Task »
Copy every record below exactly as written, but leave out the pictures.

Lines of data
==================================================
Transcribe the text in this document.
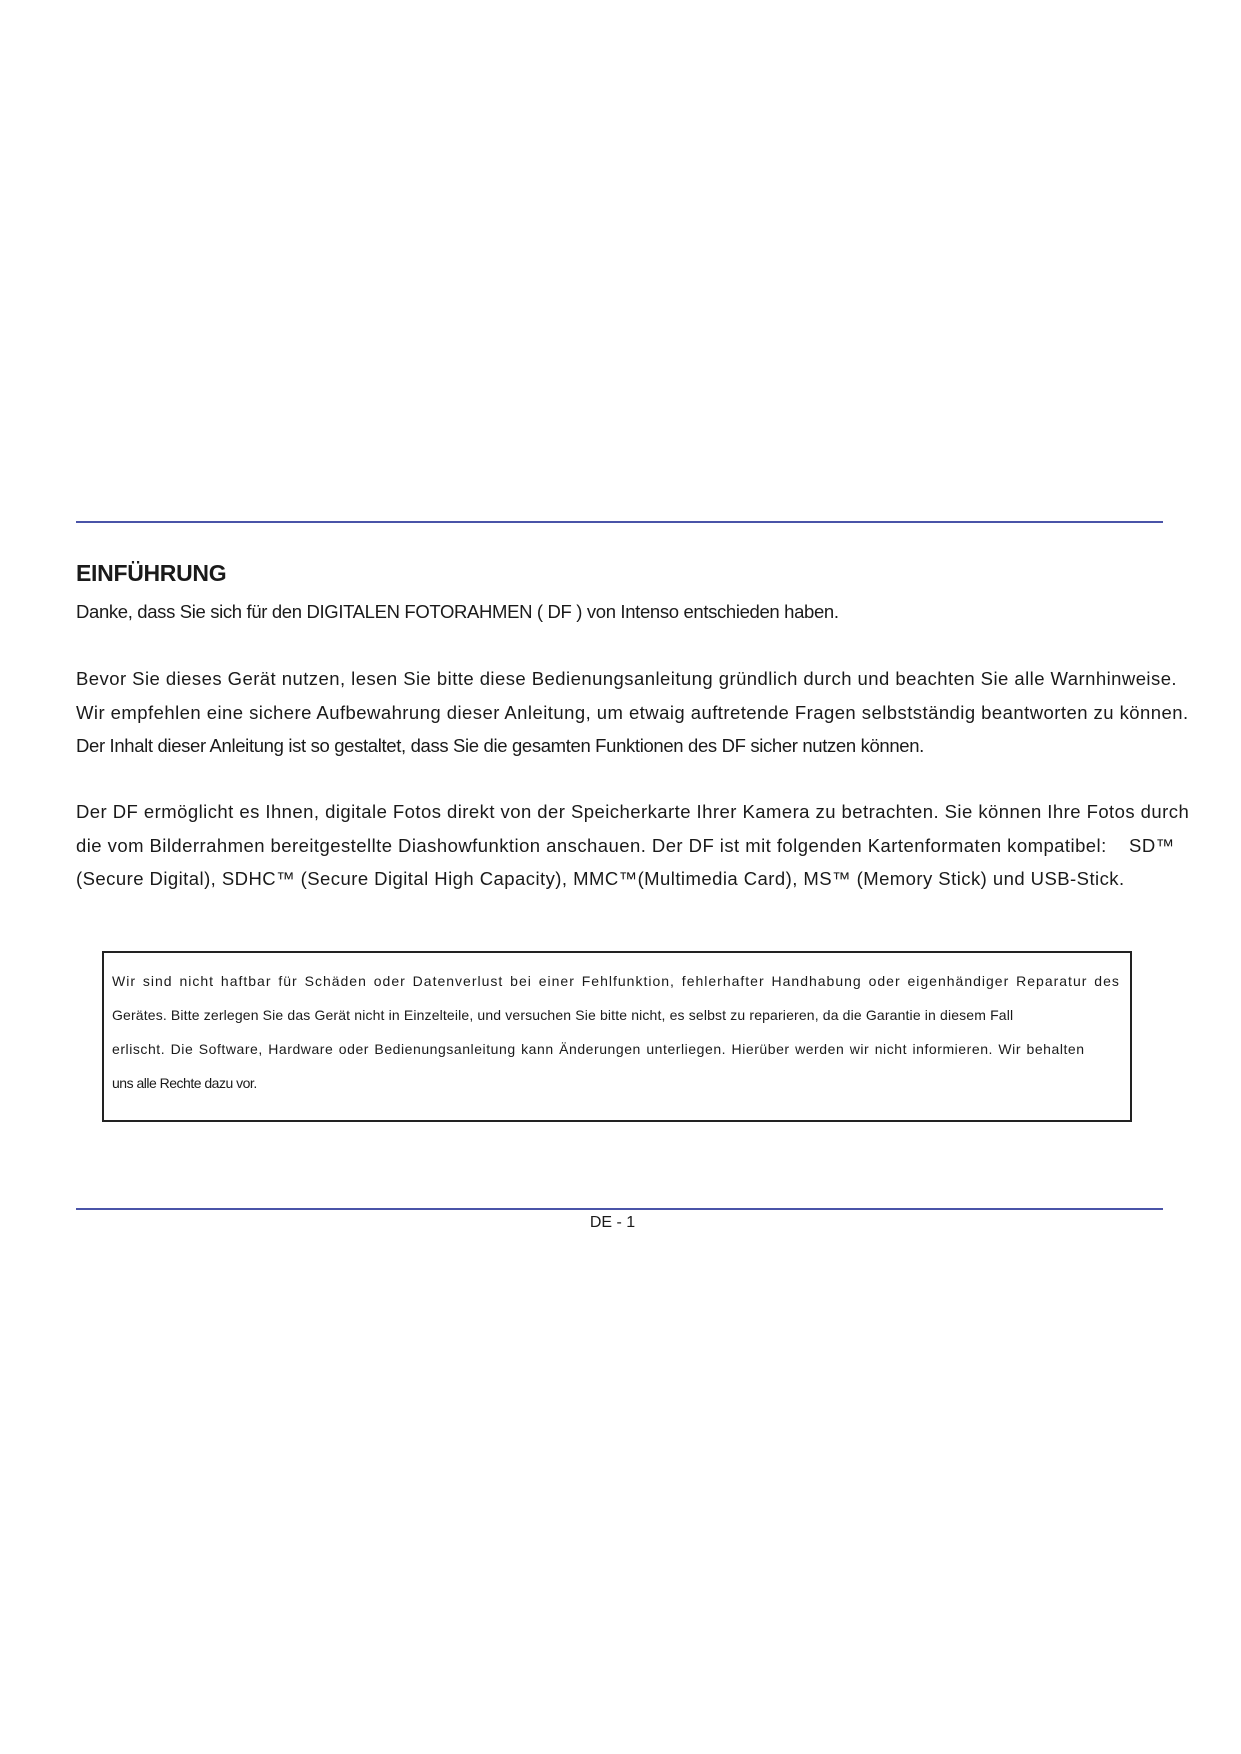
EINFÜHRUNG

Danke, dass Sie sich für den DIGITALEN FOTORAHMEN ( DF ) von Intenso entschieden haben.

Bevor Sie dieses Gerät nutzen, lesen Sie bitte diese Bedienungsanleitung gründlich durch und beachten Sie alle Warnhinweise.
Wir empfehlen eine sichere Aufbewahrung dieser Anleitung, um etwaig auftretende Fragen selbstständig beantworten zu können.
Der Inhalt dieser Anleitung ist so gestaltet, dass Sie die gesamten Funktionen des DF sicher nutzen können.

Der DF ermöglicht es Ihnen, digitale Fotos direkt von der Speicherkarte Ihrer Kamera zu betrachten. Sie können Ihre Fotos durch
die vom Bilderrahmen bereitgestellte Diashowfunktion anschauen. Der DF ist mit folgenden Kartenformaten kompatibel:    SD™
(Secure Digital), SDHC™ (Secure Digital High Capacity), MMC™(Multimedia Card), MS™ (Memory Stick) und USB-Stick.

Wir sind nicht haftbar für Schäden oder Datenverlust bei einer Fehlfunktion, fehlerhafter Handhabung oder eigenhändiger Reparatur des
Gerätes. Bitte zerlegen Sie das Gerät nicht in Einzelteile, und versuchen Sie bitte nicht, es selbst zu reparieren, da die Garantie in diesem Fall
erlischt. Die Software, Hardware oder Bedienungsanleitung kann Änderungen unterliegen. Hierüber werden wir nicht informieren. Wir behalten
uns alle Rechte dazu vor.

DE - 1
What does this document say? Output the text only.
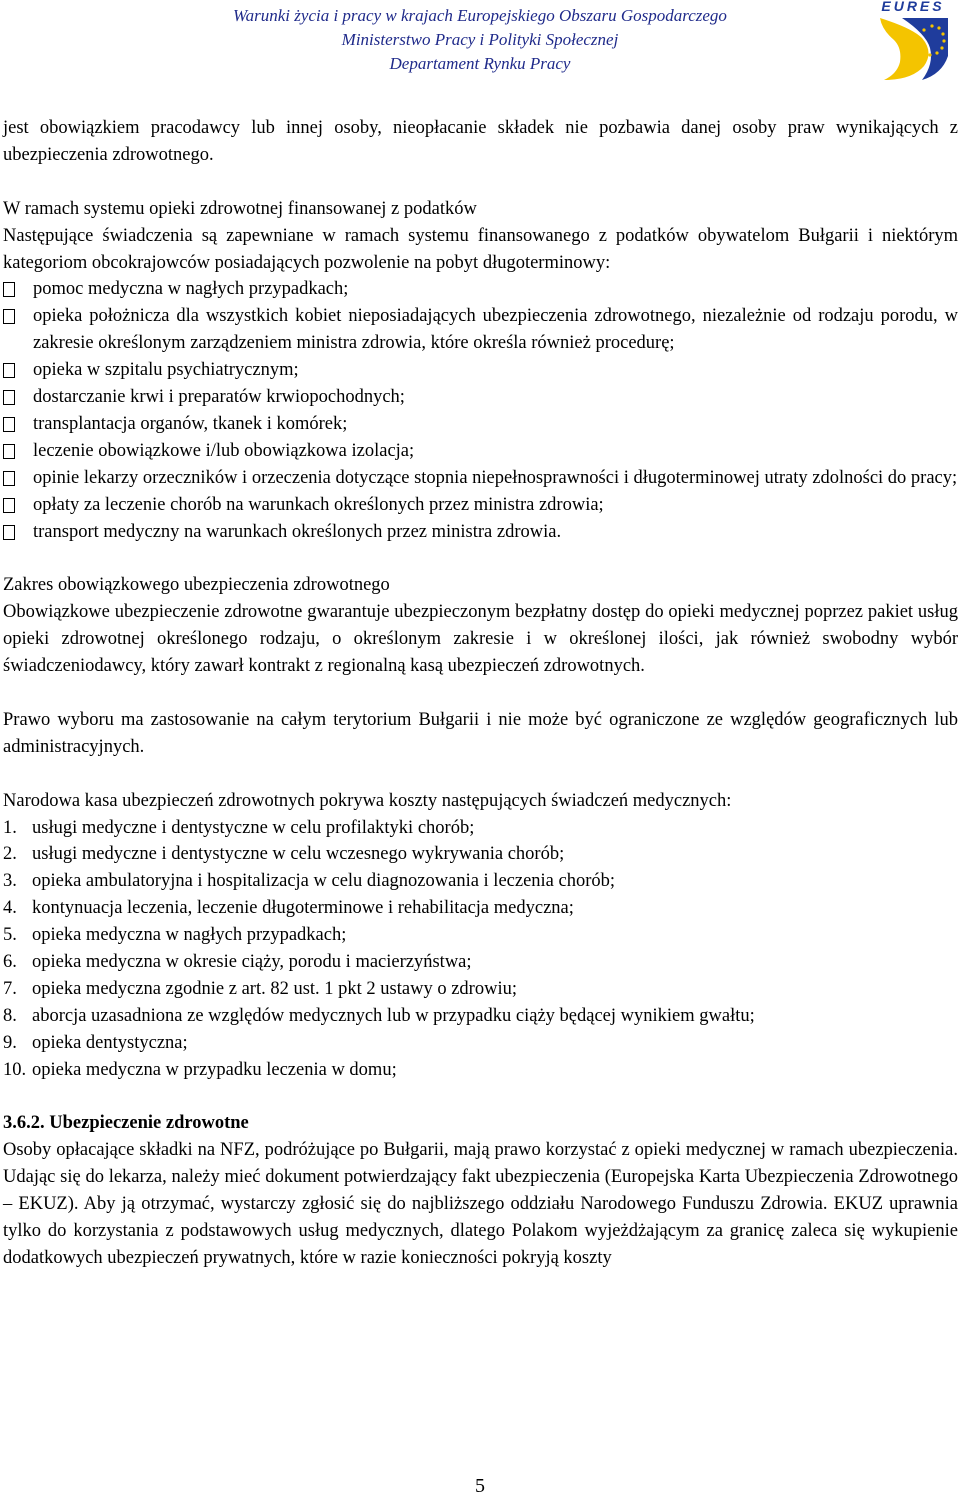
Warunki życia i pracy w krajach Europejskiego Obszaru Gospodarczego
Ministerstwo Pracy i Polityki Społecznej
Departament Rynku Pracy
EURES

jest obowiązkiem pracodawcy lub innej osoby, nieopłacanie składek nie pozbawia danej osoby praw wynikających z ubezpieczenia zdrowotnego.

W ramach systemu opieki zdrowotnej finansowanej z podatków

Następujące świadczenia są zapewniane w ramach systemu finansowanego z podatków obywatelom Bułgarii i niektórym kategoriom obcokrajowców posiadających pozwolenie na pobyt długoterminowy:

pomoc medyczna w nagłych przypadkach;
opieka położnicza dla wszystkich kobiet nieposiadających ubezpieczenia zdrowotnego, niezależnie od rodzaju porodu, w zakresie określonym zarządzeniem ministra zdrowia, które określa również procedurę;
opieka w szpitalu psychiatrycznym;
dostarczanie krwi i preparatów krwiopochodnych;
transplantacja organów, tkanek i komórek;
leczenie obowiązkowe i/lub obowiązkowa izolacja;
opinie lekarzy orzeczników i orzeczenia dotyczące stopnia niepełnosprawności i długoterminowej utraty zdolności do pracy;
opłaty za leczenie chorób na warunkach określonych przez ministra zdrowia;
transport medyczny na warunkach określonych przez ministra zdrowia.

Zakres obowiązkowego ubezpieczenia zdrowotnego

Obowiązkowe ubezpieczenie zdrowotne gwarantuje ubezpieczonym bezpłatny dostęp do opieki medycznej poprzez pakiet usług opieki zdrowotnej określonego rodzaju, o określonym zakresie i w określonej ilości, jak również swobodny wybór świadczeniodawcy, który zawarł kontrakt z regionalną kasą ubezpieczeń zdrowotnych.

Prawo wyboru ma zastosowanie na całym terytorium Bułgarii i nie może być ograniczone ze względów geograficznych lub administracyjnych.

Narodowa kasa ubezpieczeń zdrowotnych pokrywa koszty następujących świadczeń medycznych:

1. usługi medyczne i dentystyczne w celu profilaktyki chorób;
2. usługi medyczne i dentystyczne w celu wczesnego wykrywania chorób;
3. opieka ambulatoryjna i hospitalizacja w celu diagnozowania i leczenia chorób;
4. kontynuacja leczenia, leczenie długoterminowe i rehabilitacja medyczna;
5. opieka medyczna w nagłych przypadkach;
6. opieka medyczna w okresie ciąży, porodu i macierzyństwa;
7. opieka medyczna zgodnie z art. 82 ust. 1 pkt 2 ustawy o zdrowiu;
8. aborcja uzasadniona ze względów medycznych lub w przypadku ciąży będącej wynikiem gwałtu;
9. opieka dentystyczna;
10. opieka medyczna w przypadku leczenia w domu;

3.6.2. Ubezpieczenie zdrowotne

Osoby opłacające składki na NFZ, podróżujące po Bułgarii, mają prawo korzystać z opieki medycznej w ramach ubezpieczenia. Udając się do lekarza, należy mieć dokument potwierdzający fakt ubezpieczenia (Europejska Karta Ubezpieczenia Zdrowotnego – EKUZ). Aby ją otrzymać, wystarczy zgłosić się do najbliższego oddziału Narodowego Funduszu Zdrowia. EKUZ uprawnia tylko do korzystania z podstawowych usług medycznych, dlatego Polakom wyjeżdżającym za granicę zaleca się wykupienie dodatkowych ubezpieczeń prywatnych, które w razie konieczności pokryją koszty

5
==================================================
Response »
Transcribe the text in this document.
EINFÜHRUNG

Danke, dass Sie sich für den DIGITALEN FOTORAHMEN ( DF ) von Intenso entschieden haben.

Bevor Sie dieses Gerät nutzen, lesen Sie bitte diese Bedienungsanleitung gründlich durch und beachten Sie alle Warnhinweise.
Wir empfehlen eine sichere Aufbewahrung dieser Anleitung, um etwaig auftretende Fragen selbstständig beantworten zu können.
Der Inhalt dieser Anleitung ist so gestaltet, dass Sie die gesamten Funktionen des DF sicher nutzen können.

Der DF ermöglicht es Ihnen, digitale Fotos direkt von der Speicherkarte Ihrer Kamera zu betrachten. Sie können Ihre Fotos durch
die vom Bilderrahmen bereitgestellte Diashowfunktion anschauen. Der DF ist mit folgenden Kartenformaten kompatibel:    SD™
(Secure Digital), SDHC™ (Secure Digital High Capacity), MMC™(Multimedia Card), MS™ (Memory Stick) und USB-Stick.

Wir sind nicht haftbar für Schäden oder Datenverlust bei einer Fehlfunktion, fehlerhafter Handhabung oder eigenhändiger Reparatur des
Gerätes. Bitte zerlegen Sie das Gerät nicht in Einzelteile, und versuchen Sie bitte nicht, es selbst zu reparieren, da die Garantie in diesem Fall
erlischt. Die Software, Hardware oder Bedienungsanleitung kann Änderungen unterliegen. Hierüber werden wir nicht informieren. Wir behalten
uns alle Rechte dazu vor.

DE - 1
What does this document say? Output the text only.
Warunki życia i pracy w krajach Europejskiego Obszaru Gospodarczego
Ministerstwo Pracy i Polityki Społecznej
Departament Rynku Pracy
EURES

jest obowiązkiem pracodawcy lub innej osoby, nieopłacanie składek nie pozbawia danej osoby praw wynikających z ubezpieczenia zdrowotnego.

W ramach systemu opieki zdrowotnej finansowanej z podatków

Następujące świadczenia są zapewniane w ramach systemu finansowanego z podatków obywatelom Bułgarii i niektórym kategoriom obcokrajowców posiadających pozwolenie na pobyt długoterminowy:

pomoc medyczna w nagłych przypadkach;
opieka położnicza dla wszystkich kobiet nieposiadających ubezpieczenia zdrowotnego, niezależnie od rodzaju porodu, w zakresie określonym zarządzeniem ministra zdrowia, które określa również procedurę;
opieka w szpitalu psychiatrycznym;
dostarczanie krwi i preparatów krwiopochodnych;
transplantacja organów, tkanek i komórek;
leczenie obowiązkowe i/lub obowiązkowa izolacja;
opinie lekarzy orzeczników i orzeczenia dotyczące stopnia niepełnosprawności i długoterminowej utraty zdolności do pracy;
opłaty za leczenie chorób na warunkach określonych przez ministra zdrowia;
transport medyczny na warunkach określonych przez ministra zdrowia.

Zakres obowiązkowego ubezpieczenia zdrowotnego

Obowiązkowe ubezpieczenie zdrowotne gwarantuje ubezpieczonym bezpłatny dostęp do opieki medycznej poprzez pakiet usług opieki zdrowotnej określonego rodzaju, o określonym zakresie i w określonej ilości, jak również swobodny wybór świadczeniodawcy, który zawarł kontrakt z regionalną kasą ubezpieczeń zdrowotnych.

Prawo wyboru ma zastosowanie na całym terytorium Bułgarii i nie może być ograniczone ze względów geograficznych lub administracyjnych.

Narodowa kasa ubezpieczeń zdrowotnych pokrywa koszty następujących świadczeń medycznych:

1. usługi medyczne i dentystyczne w celu profilaktyki chorób;
2. usługi medyczne i dentystyczne w celu wczesnego wykrywania chorób;
3. opieka ambulatoryjna i hospitalizacja w celu diagnozowania i leczenia chorób;
4. kontynuacja leczenia, leczenie długoterminowe i rehabilitacja medyczna;
5. opieka medyczna w nagłych przypadkach;
6. opieka medyczna w okresie ciąży, porodu i macierzyństwa;
7. opieka medyczna zgodnie z art. 82 ust. 1 pkt 2 ustawy o zdrowiu;
8. aborcja uzasadniona ze względów medycznych lub w przypadku ciąży będącej wynikiem gwałtu;
9. opieka dentystyczna;
10. opieka medyczna w przypadku leczenia w domu;

3.6.2. Ubezpieczenie zdrowotne

Osoby opłacające składki na NFZ, podróżujące po Bułgarii, mają prawo korzystać z opieki medycznej w ramach ubezpieczenia. Udając się do lekarza, należy mieć dokument potwierdzający fakt ubezpieczenia (Europejska Karta Ubezpieczenia Zdrowotnego – EKUZ). Aby ją otrzymać, wystarczy zgłosić się do najbliższego oddziału Narodowego Funduszu Zdrowia. EKUZ uprawnia tylko do korzystania z podstawowych usług medycznych, dlatego Polakom wyjeżdżającym za granicę zaleca się wykupienie dodatkowych ubezpieczeń prywatnych, które w razie konieczności pokryją koszty

5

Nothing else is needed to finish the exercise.